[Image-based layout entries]

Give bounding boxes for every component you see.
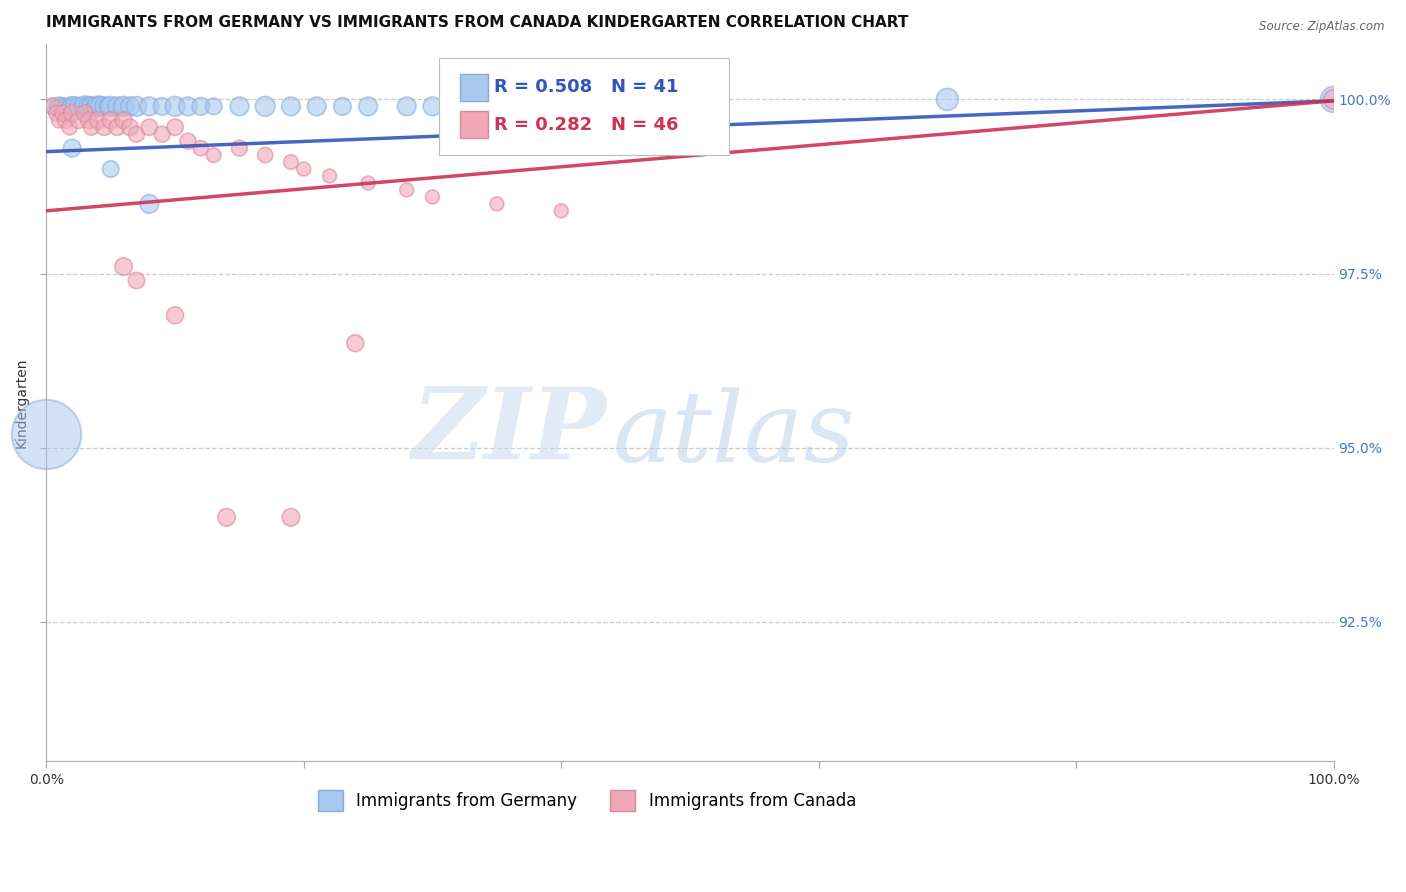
Point bbox=[254, 148, 277, 162]
FancyBboxPatch shape bbox=[460, 112, 488, 138]
Point bbox=[177, 99, 200, 113]
Point bbox=[35, 426, 58, 441]
Point bbox=[60, 106, 83, 120]
Point bbox=[93, 120, 115, 135]
Point bbox=[58, 99, 80, 113]
Point bbox=[72, 99, 94, 113]
Point bbox=[125, 127, 148, 141]
FancyBboxPatch shape bbox=[460, 74, 488, 101]
Point bbox=[89, 99, 111, 113]
Point bbox=[100, 99, 122, 113]
Point bbox=[936, 92, 959, 106]
Text: atlas: atlas bbox=[613, 387, 855, 483]
Point bbox=[395, 99, 418, 113]
Point bbox=[112, 99, 135, 113]
Point bbox=[60, 99, 83, 113]
FancyBboxPatch shape bbox=[439, 58, 728, 155]
Point bbox=[280, 99, 302, 113]
Point bbox=[190, 141, 212, 155]
Point bbox=[202, 99, 225, 113]
Point bbox=[177, 134, 200, 148]
Point bbox=[80, 99, 103, 113]
Point bbox=[45, 106, 67, 120]
Point bbox=[100, 113, 122, 128]
Point bbox=[100, 162, 122, 177]
Point bbox=[138, 120, 160, 135]
Text: R = 0.508   N = 41: R = 0.508 N = 41 bbox=[495, 78, 679, 96]
Point bbox=[112, 260, 135, 274]
Point bbox=[87, 99, 110, 113]
Point bbox=[67, 113, 90, 128]
Text: R = 0.282   N = 46: R = 0.282 N = 46 bbox=[495, 116, 679, 134]
Point bbox=[125, 273, 148, 287]
Point bbox=[138, 197, 160, 211]
Point bbox=[48, 99, 70, 113]
Point bbox=[485, 197, 508, 211]
Point bbox=[228, 141, 250, 155]
Point bbox=[1322, 92, 1344, 106]
Point bbox=[80, 120, 103, 135]
Point bbox=[150, 99, 173, 113]
Point bbox=[318, 169, 340, 183]
Point bbox=[292, 162, 315, 177]
Legend: Immigrants from Germany, Immigrants from Canada: Immigrants from Germany, Immigrants from… bbox=[311, 784, 863, 817]
Point bbox=[150, 127, 173, 141]
Point bbox=[357, 176, 380, 190]
Point bbox=[97, 99, 120, 113]
Point bbox=[73, 99, 96, 113]
Point bbox=[215, 510, 238, 524]
Point bbox=[422, 99, 444, 113]
Point bbox=[48, 113, 70, 128]
Point bbox=[51, 99, 73, 113]
Point bbox=[105, 120, 128, 135]
Point bbox=[332, 99, 354, 113]
Y-axis label: Kindergarten: Kindergarten bbox=[15, 357, 30, 448]
Point bbox=[58, 120, 80, 135]
Point bbox=[87, 113, 110, 128]
Point bbox=[63, 99, 86, 113]
Point bbox=[138, 99, 160, 113]
Point bbox=[190, 99, 212, 113]
Text: ZIP: ZIP bbox=[412, 383, 606, 479]
Point bbox=[165, 120, 187, 135]
Text: IMMIGRANTS FROM GERMANY VS IMMIGRANTS FROM CANADA KINDERGARTEN CORRELATION CHART: IMMIGRANTS FROM GERMANY VS IMMIGRANTS FR… bbox=[46, 15, 908, 30]
Point bbox=[228, 99, 250, 113]
Point bbox=[73, 106, 96, 120]
Point bbox=[1322, 92, 1344, 106]
Point bbox=[305, 99, 328, 113]
Point bbox=[42, 99, 65, 113]
Point bbox=[77, 113, 100, 128]
Point bbox=[485, 99, 508, 113]
Point bbox=[45, 99, 67, 113]
Point bbox=[52, 106, 75, 120]
Point bbox=[55, 113, 77, 128]
Text: Source: ZipAtlas.com: Source: ZipAtlas.com bbox=[1260, 20, 1385, 33]
Point bbox=[77, 99, 100, 113]
Point bbox=[67, 99, 90, 113]
Point bbox=[112, 113, 135, 128]
Point bbox=[84, 99, 107, 113]
Point bbox=[280, 155, 302, 169]
Point bbox=[125, 99, 148, 113]
Point bbox=[60, 141, 83, 155]
Point bbox=[344, 336, 367, 351]
Point bbox=[422, 190, 444, 204]
Point bbox=[93, 99, 115, 113]
Point bbox=[202, 148, 225, 162]
Point bbox=[357, 99, 380, 113]
Point bbox=[165, 99, 187, 113]
Point bbox=[550, 99, 572, 113]
Point bbox=[118, 120, 141, 135]
Point bbox=[395, 183, 418, 197]
Point bbox=[254, 99, 277, 113]
Point bbox=[55, 99, 77, 113]
Point bbox=[105, 99, 128, 113]
Point bbox=[42, 99, 65, 113]
Point bbox=[550, 203, 572, 218]
Point bbox=[118, 99, 141, 113]
Point bbox=[165, 308, 187, 322]
Point bbox=[280, 510, 302, 524]
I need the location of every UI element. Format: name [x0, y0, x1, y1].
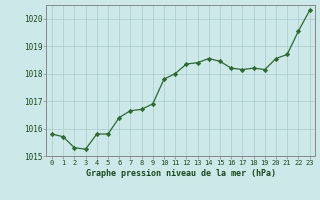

Problem statement – Put every line of the records above into a numbered list, skipping blank lines and leaving out the pictures.

Exercise answer –
1. Give bounding boxes for every component you see.
2. Point bbox=[254, 148, 277, 162]
3. FancyBboxPatch shape bbox=[460, 112, 488, 138]
4. Point bbox=[177, 99, 200, 113]
5. Point bbox=[35, 426, 58, 441]
6. Point bbox=[60, 106, 83, 120]
7. Point bbox=[93, 120, 115, 135]
8. Point bbox=[58, 99, 80, 113]
9. Point bbox=[72, 99, 94, 113]
10. Point bbox=[125, 127, 148, 141]
11. FancyBboxPatch shape bbox=[460, 74, 488, 101]
12. Point bbox=[89, 99, 111, 113]
13. Point bbox=[100, 99, 122, 113]
14. Point bbox=[936, 92, 959, 106]
15. Text: atlas: atlas bbox=[613, 387, 855, 483]
16. Point bbox=[395, 99, 418, 113]
17. Point bbox=[112, 99, 135, 113]
18. Point bbox=[60, 99, 83, 113]
19. FancyBboxPatch shape bbox=[439, 58, 728, 155]
20. Point bbox=[280, 99, 302, 113]
21. Point bbox=[190, 141, 212, 155]
22. Point bbox=[202, 99, 225, 113]
23. Point bbox=[177, 134, 200, 148]
24. Point bbox=[80, 99, 103, 113]
25. Point bbox=[45, 106, 67, 120]
26. Point bbox=[100, 113, 122, 128]
27. Point bbox=[100, 162, 122, 177]
28. Point bbox=[138, 120, 160, 135]
29. Text: R = 0.508   N = 41: R = 0.508 N = 41 bbox=[495, 78, 679, 96]
30. Point bbox=[112, 260, 135, 274]
31. Point bbox=[87, 99, 110, 113]
32. Point bbox=[67, 113, 90, 128]
33. Text: R = 0.282   N = 46: R = 0.282 N = 46 bbox=[495, 116, 679, 134]
34. Point bbox=[125, 273, 148, 287]
35. Point bbox=[138, 197, 160, 211]
36. Point bbox=[48, 99, 70, 113]
37. Point bbox=[485, 197, 508, 211]
38. Point bbox=[228, 141, 250, 155]
39. Point bbox=[1322, 92, 1344, 106]
40. Point bbox=[80, 120, 103, 135]
41. Point bbox=[150, 99, 173, 113]
42. Point bbox=[318, 169, 340, 183]
43. Point bbox=[292, 162, 315, 177]
44. Legend: Immigrants from Germany, Immigrants from Canada: Immigrants from Germany, Immigrants from… bbox=[311, 784, 863, 817]
45. Point bbox=[150, 127, 173, 141]
46. Point bbox=[357, 176, 380, 190]
47. Point bbox=[97, 99, 120, 113]
48. Point bbox=[73, 99, 96, 113]
49. Point bbox=[215, 510, 238, 524]
50. Point bbox=[422, 99, 444, 113]
51. Point bbox=[48, 113, 70, 128]
52. Point bbox=[51, 99, 73, 113]
53. Point bbox=[105, 120, 128, 135]
54. Point bbox=[332, 99, 354, 113]
55. Y-axis label: Kindergarten: Kindergarten bbox=[15, 357, 30, 448]
56. Point bbox=[58, 120, 80, 135]
57. Point bbox=[87, 113, 110, 128]
58. Point bbox=[63, 99, 86, 113]
59. Point bbox=[138, 99, 160, 113]
60. Point bbox=[190, 99, 212, 113]
61. Text: ZIP: ZIP bbox=[412, 383, 606, 479]
62. Point bbox=[165, 120, 187, 135]
63. Text: IMMIGRANTS FROM GERMANY VS IMMIGRANTS FROM CANADA KINDERGARTEN CORRELATION CHART: IMMIGRANTS FROM GERMANY VS IMMIGRANTS FR… bbox=[46, 15, 908, 30]
64. Point bbox=[228, 99, 250, 113]
65. Point bbox=[73, 106, 96, 120]
66. Point bbox=[1322, 92, 1344, 106]
67. Point bbox=[305, 99, 328, 113]
68. Point bbox=[42, 99, 65, 113]
69. Point bbox=[77, 113, 100, 128]
70. Point bbox=[485, 99, 508, 113]
71. Point bbox=[45, 99, 67, 113]
72. Point bbox=[52, 106, 75, 120]
73. Point bbox=[55, 113, 77, 128]
74. Text: Source: ZipAtlas.com: Source: ZipAtlas.com bbox=[1260, 20, 1385, 33]
75. Point bbox=[77, 99, 100, 113]
76. Point bbox=[67, 99, 90, 113]
77. Point bbox=[112, 113, 135, 128]
78. Point bbox=[84, 99, 107, 113]
79. Point bbox=[280, 155, 302, 169]
80. Point bbox=[125, 99, 148, 113]
81. Point bbox=[60, 141, 83, 155]
82. Point bbox=[344, 336, 367, 351]
83. Point bbox=[422, 190, 444, 204]
84. Point bbox=[93, 99, 115, 113]
85. Point bbox=[202, 148, 225, 162]
86. Point bbox=[357, 99, 380, 113]
87. Point bbox=[165, 99, 187, 113]
88. Point bbox=[550, 99, 572, 113]
89. Point bbox=[118, 120, 141, 135]
90. Point bbox=[395, 183, 418, 197]
91. Point bbox=[254, 99, 277, 113]
92. Point bbox=[55, 99, 77, 113]
93. Point bbox=[105, 99, 128, 113]
94. Point bbox=[42, 99, 65, 113]
95. Point bbox=[550, 203, 572, 218]
96. Point bbox=[118, 99, 141, 113]
97. Point bbox=[165, 308, 187, 322]
98. Point bbox=[280, 510, 302, 524]
99. I need the location of every UI element. Format: name [x0, y0, x1, y1].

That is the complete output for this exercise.